Reading passage.
>>>>>
Input: a hyperplane $H = \{ \mathbf{y} \in \mathbb{R}^n: \mathbf{a}^T\mathbf{y} = {b}\}$, given by a vector $\mathbf{a} \in \mathbb{Z}^n$ and $b \in \mathbb{Z}$ in standard binary representation.

Output: $\mathbf{x} \in \mathbb{Z}^n = \arg \min d( \mathbf{x}, H)$

In the above notation $d(\mathbf{x}, S)$ for $\mathbf{x} \in \mathbb{R}^n$ and $S \subseteq \mathbb{R}^n$ is defined as $d(\mathbf{x}, S) = \min_{\mathbf{y} \in S}{\|\mathbf{x} - \mathbf{y}}\|_2$, i.e. it's the natural euclidean distance between a set of points and a single point.

In words, we're given a hyperplane and we're looking for the point in the integer lattice that is closest to the hyperplane.

The question is:

What is the complexity of this problem?

Note that polynomial time here will mean polynomial in the bitsize of the input. As far as I can see the problem is interesting even in two dimensions. Then it's not hard to see that it's enough to consider only those solutions $(x_1, x_2)$ with $0\leq x_1 \leq |a_1|/\mathsf{gcd}(a_1, a_2)$ but that's superpolynomially many options.
<<<<<
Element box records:
>>>>>
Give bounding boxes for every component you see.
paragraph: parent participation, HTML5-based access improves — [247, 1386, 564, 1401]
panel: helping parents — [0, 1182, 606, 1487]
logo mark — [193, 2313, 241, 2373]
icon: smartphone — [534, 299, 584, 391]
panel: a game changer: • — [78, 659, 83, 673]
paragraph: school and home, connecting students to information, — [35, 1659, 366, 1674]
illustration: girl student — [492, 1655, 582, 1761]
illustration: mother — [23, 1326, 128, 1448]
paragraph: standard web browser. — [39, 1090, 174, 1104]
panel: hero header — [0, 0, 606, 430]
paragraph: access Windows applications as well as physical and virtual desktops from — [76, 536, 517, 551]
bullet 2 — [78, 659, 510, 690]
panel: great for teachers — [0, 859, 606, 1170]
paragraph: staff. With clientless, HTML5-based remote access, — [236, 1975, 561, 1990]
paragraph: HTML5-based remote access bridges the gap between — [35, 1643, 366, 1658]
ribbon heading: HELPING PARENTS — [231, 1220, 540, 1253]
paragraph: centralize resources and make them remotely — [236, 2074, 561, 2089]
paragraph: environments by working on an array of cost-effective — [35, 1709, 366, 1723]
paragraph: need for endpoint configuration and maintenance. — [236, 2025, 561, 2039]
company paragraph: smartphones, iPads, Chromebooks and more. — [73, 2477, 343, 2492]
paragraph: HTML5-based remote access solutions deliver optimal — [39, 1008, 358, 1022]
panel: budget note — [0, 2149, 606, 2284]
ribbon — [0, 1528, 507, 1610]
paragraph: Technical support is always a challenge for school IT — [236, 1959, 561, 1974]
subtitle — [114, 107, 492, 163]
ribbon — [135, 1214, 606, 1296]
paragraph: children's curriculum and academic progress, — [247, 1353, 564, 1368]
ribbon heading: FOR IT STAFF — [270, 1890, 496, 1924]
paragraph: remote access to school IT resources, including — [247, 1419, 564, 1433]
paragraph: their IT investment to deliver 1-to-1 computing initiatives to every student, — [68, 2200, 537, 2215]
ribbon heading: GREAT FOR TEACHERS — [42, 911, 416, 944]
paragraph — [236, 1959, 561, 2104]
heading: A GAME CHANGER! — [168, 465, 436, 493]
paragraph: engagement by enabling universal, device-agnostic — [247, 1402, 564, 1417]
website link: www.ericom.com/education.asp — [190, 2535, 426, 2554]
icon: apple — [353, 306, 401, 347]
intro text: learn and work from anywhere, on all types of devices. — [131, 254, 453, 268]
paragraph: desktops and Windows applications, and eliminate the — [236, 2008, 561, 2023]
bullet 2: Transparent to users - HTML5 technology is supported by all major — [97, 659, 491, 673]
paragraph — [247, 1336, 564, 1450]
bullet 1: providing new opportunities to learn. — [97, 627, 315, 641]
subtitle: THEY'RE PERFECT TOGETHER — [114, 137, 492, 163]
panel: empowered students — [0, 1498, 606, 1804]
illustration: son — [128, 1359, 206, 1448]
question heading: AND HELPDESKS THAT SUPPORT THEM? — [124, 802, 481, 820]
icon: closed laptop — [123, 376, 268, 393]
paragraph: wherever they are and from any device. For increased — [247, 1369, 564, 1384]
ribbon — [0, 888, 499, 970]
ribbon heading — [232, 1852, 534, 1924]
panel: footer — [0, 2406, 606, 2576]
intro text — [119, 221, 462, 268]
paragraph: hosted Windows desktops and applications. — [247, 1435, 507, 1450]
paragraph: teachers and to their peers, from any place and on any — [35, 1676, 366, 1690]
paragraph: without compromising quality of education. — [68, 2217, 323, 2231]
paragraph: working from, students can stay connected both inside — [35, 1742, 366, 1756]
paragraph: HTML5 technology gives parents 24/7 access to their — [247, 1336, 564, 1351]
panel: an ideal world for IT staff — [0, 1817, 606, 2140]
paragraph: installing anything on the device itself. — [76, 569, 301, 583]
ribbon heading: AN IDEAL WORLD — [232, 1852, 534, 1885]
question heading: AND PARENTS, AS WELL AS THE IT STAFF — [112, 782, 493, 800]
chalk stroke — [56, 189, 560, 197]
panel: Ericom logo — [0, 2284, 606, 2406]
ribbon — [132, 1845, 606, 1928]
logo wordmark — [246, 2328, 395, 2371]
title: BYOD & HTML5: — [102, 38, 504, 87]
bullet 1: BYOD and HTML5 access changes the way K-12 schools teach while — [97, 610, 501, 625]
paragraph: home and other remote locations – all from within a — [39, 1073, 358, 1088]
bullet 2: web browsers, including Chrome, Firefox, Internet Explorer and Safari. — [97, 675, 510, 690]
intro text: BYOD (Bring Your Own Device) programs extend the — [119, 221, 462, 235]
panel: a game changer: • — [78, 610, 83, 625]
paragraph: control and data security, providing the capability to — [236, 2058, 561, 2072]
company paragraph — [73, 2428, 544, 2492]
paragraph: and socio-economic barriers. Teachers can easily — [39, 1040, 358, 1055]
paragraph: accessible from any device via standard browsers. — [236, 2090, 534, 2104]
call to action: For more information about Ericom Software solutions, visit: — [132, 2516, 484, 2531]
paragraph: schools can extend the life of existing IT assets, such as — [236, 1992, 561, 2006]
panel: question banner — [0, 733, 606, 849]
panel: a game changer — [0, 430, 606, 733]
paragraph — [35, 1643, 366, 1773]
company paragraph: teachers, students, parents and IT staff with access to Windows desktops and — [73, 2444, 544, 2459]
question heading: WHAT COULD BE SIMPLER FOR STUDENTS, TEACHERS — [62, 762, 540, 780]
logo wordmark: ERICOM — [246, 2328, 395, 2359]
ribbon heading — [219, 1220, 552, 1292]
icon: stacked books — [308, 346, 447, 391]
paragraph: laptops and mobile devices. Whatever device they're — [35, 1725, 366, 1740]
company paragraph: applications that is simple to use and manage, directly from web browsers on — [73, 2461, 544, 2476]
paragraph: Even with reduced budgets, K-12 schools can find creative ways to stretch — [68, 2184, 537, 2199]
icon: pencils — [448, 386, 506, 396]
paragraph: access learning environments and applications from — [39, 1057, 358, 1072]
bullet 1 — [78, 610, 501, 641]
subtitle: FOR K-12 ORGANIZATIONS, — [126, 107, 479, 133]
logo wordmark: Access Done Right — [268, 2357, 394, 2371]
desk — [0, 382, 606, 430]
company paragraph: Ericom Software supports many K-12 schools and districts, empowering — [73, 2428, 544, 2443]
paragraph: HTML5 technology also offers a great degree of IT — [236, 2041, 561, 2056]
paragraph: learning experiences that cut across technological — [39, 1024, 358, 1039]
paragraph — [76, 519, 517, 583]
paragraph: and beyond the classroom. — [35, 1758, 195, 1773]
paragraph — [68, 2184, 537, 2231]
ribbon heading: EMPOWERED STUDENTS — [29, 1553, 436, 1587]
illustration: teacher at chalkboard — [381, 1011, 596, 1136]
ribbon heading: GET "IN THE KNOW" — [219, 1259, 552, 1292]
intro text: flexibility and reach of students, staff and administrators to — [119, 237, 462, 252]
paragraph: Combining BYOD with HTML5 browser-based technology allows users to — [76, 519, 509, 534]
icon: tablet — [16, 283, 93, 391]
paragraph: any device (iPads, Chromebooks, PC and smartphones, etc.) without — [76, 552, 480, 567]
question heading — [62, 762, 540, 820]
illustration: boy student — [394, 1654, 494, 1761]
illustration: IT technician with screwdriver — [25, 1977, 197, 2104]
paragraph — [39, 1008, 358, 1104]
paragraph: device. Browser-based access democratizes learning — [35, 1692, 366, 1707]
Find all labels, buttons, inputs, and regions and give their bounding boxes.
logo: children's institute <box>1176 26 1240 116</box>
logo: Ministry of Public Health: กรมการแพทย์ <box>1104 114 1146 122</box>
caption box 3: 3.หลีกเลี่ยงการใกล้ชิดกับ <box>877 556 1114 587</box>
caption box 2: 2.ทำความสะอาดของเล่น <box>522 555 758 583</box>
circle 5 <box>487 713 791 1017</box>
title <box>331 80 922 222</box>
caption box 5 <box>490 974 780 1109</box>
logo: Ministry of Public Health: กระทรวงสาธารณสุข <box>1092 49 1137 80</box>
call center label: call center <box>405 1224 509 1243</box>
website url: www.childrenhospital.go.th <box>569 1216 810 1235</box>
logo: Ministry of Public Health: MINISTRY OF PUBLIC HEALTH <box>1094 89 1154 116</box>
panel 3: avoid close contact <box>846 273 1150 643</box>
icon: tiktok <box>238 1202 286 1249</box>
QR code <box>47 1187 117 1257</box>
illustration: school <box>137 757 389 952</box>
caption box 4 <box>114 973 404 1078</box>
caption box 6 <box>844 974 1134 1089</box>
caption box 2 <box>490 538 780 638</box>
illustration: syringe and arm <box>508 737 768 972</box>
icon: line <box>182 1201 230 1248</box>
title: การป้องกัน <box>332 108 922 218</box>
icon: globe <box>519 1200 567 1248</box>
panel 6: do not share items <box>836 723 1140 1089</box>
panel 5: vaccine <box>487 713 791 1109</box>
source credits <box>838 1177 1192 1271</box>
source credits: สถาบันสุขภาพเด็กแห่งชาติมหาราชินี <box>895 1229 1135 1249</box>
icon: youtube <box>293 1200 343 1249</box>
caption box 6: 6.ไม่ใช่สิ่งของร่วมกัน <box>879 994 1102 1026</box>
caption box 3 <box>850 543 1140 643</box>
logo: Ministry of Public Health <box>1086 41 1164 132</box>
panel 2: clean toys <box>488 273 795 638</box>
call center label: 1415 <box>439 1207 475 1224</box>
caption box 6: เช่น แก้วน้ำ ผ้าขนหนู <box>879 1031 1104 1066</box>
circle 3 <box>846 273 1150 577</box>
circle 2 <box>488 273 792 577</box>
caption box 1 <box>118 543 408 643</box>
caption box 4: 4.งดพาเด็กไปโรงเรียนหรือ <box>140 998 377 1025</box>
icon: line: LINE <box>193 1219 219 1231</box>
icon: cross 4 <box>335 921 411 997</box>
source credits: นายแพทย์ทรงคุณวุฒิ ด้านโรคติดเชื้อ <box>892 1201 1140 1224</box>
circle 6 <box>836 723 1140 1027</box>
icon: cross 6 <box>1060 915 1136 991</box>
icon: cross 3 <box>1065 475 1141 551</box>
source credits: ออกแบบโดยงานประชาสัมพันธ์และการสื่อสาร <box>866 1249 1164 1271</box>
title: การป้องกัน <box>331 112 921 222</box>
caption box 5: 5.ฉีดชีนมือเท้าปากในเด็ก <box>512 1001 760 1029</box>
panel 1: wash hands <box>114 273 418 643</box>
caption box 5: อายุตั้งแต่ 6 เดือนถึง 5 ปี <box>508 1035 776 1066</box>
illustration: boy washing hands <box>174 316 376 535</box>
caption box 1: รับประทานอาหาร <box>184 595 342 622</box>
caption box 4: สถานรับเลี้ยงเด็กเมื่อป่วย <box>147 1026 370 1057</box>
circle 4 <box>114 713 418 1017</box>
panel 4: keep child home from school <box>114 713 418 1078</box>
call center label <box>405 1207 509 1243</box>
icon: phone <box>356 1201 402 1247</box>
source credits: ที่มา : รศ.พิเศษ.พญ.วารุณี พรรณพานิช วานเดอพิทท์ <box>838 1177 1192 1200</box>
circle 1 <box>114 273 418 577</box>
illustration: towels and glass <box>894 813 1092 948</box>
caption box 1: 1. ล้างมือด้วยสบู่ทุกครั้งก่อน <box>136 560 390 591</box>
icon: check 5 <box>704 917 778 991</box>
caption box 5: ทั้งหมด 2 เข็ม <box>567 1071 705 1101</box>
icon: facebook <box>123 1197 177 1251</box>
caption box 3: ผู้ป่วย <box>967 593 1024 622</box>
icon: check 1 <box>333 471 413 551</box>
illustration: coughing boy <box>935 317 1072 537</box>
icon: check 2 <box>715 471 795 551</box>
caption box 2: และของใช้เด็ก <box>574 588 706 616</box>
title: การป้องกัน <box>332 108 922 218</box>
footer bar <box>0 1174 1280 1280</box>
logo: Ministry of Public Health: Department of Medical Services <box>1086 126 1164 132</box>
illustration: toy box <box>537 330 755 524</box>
<<<<<
Exercise task A. How would you translate this sentence from the hyperplane problem post into Spanish: "In words, we're given a hyperplane and we're looking for the point in the integer lattice that is closest to the hyperplane."
Exercise task B. Could you print the stretch of the hyperplane problem post from "In the above" through "a single point."?
Exercise task C. Can you proceed with the hyperplane problem post from the point where it stops?

Reply A. En otras palabras, se nos da un hiperplano y buscamos el punto de la red entera que está más cerca del hiperplano.

Reply B.
In the above notation $d(\mathbf{x}, S)$ for $\mathbf{x} \in \mathbb{R}^n$ and $S \subseteq \mathbb{R}^n$ is defined as $d(\mathbf{x}, S) = \min_{\mathbf{y} \in S}{\|\mathbf{x} - \mathbf{y}}\|_2$, i.e. it's the natural euclidean distance between a set of points and a single point.

Reply C.
A closely related problem is solving a linear diophantine equation, i.e. finding an $\mathbf{x} \in \mathbb{Z}^n$ such that $\mathbf{a}^T\mathbf{x} = b$ or determining that no such $\mathbf{x}$ exists. So, solving a linear diophantine equation is equivalent to determining whether there exists a solution of value 0 to the problem I defined above. A linear diophantine equation can be solved in polynomial time; in fact even systems of linear diophantine equations can be solved in polynomial time by computing the Smith normal form of the matrix $\mathbf{A}$ giving the system. There are polynomial time algorithms that compute the Smith normal form of an integer matrix, the first one given by Kannan and Bachem.

To get intuition about linear diophantine equations we can consider the two dimensional case again. Clearly, there is no exact solution if $\mathsf{gcd}(a_1, a_2)$ does not divide $b$. If it does divide $b$, then you can run the extended GCD algorithm to get two numbers $s$ and $t$ such that $a_1s + a_2t = \mathsf{gcd}(a_1, a_2)$ and set $x_1 = sb/\mathsf{gcd}(a_1, a_2)$ and $x_2 = tb/\mathsf{gcd}(a_1, a_2)$. Now you can see how the approximate version is different: when $\mathsf{gcd}(a_1, a_2)$ does not divide $b$, how do we find integers $x_1, x_2$ such that distance between $(x_1, x_2)$ and the line $a_1x_1 + a_2x_2 =b$ is minimized?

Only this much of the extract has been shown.